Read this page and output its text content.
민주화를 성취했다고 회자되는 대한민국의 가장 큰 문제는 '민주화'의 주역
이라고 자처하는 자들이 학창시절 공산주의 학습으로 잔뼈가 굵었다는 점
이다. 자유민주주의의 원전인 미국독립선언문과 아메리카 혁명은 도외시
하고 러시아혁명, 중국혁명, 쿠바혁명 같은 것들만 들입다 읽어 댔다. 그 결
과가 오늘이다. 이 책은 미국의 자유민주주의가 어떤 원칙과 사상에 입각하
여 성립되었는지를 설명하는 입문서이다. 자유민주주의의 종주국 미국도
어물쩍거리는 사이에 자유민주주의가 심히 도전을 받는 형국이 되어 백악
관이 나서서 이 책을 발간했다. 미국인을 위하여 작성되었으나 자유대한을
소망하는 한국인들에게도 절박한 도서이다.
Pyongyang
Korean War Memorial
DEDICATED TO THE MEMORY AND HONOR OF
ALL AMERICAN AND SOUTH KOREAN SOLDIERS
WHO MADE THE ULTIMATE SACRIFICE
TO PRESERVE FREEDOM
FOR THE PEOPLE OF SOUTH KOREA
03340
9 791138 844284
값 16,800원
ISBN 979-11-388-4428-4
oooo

=== EXERCISE DETAILS ===
From the records above, extract everything verbatim.

=== SOLUTION TO THIS PROBLEM ===
Read this page and output its text content.
민주화를 성취했다고 회자되는 대한민국의 가장 큰 문제는 '민주화'의 주역
이라고 자처하는 자들이 학창시절 공산주의 학습으로 잔뼈가 굵었다는 점
이다. 자유민주주의의 원전인 미국독립선언문과 아메리카 혁명은 도외시
하고 러시아혁명, 중국혁명, 쿠바혁명 같은 것들만 들입다 읽어 댔다. 그 결
과가 오늘이다. 이 책은 미국의 자유민주주의가 어떤 원칙과 사상에 입각하
여 성립되었는지를 설명하는 입문서이다. 자유민주주의의 종주국 미국도
어물쩍거리는 사이에 자유민주주의가 심히 도전을 받는 형국이 되어 백악
관이 나서서 이 책을 발간했다. 미국인을 위하여 작성되었으나 자유대한을
소망하는 한국인들에게도 절박한 도서이다.
Pyongyang
Korean War Memorial
DEDICATED TO THE MEMORY AND HONOR OF
ALL AMERICAN AND SOUTH KOREAN SOLDIERS
WHO MADE THE ULTIMATE SACRIFICE
TO PRESERVE FREEDOM
FOR THE PEOPLE OF SOUTH KOREA
03340
9 791138 844284
값 16,800원
ISBN 979-11-388-4428-4
oooo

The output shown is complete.